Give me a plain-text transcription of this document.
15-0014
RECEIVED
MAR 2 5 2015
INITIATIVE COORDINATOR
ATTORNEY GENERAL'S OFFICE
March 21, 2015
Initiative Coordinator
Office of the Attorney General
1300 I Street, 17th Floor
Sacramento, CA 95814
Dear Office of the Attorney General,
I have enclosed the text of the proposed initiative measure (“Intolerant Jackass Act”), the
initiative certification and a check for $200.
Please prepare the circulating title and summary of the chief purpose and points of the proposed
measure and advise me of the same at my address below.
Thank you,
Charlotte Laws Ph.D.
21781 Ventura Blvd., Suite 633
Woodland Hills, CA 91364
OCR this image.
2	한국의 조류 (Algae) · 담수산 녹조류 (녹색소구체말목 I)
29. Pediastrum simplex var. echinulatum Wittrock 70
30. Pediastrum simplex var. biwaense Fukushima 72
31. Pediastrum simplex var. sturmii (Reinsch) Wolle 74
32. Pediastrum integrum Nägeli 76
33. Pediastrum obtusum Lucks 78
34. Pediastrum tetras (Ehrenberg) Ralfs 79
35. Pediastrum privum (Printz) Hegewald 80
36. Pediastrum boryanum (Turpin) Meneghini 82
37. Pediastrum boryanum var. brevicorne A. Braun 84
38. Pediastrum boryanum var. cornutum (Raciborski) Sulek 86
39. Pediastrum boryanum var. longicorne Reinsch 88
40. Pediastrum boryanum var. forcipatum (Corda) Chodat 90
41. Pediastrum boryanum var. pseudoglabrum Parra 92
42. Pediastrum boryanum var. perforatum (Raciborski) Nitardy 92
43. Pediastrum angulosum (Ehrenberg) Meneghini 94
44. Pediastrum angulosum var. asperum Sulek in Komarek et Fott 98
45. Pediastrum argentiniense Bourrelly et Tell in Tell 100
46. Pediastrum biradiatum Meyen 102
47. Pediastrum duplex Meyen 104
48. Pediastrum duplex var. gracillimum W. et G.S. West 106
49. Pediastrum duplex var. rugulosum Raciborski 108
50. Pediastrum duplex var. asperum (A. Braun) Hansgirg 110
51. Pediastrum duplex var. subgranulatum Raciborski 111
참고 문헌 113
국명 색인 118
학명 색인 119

────────────────

Copy every line in the listing above where the string "Ehrenberg" turns up.

■ RESPONSE
34. Pediastrum tetras (Ehrenberg) Ralfs 79
43. Pediastrum angulosum (Ehrenberg) Meneghini 94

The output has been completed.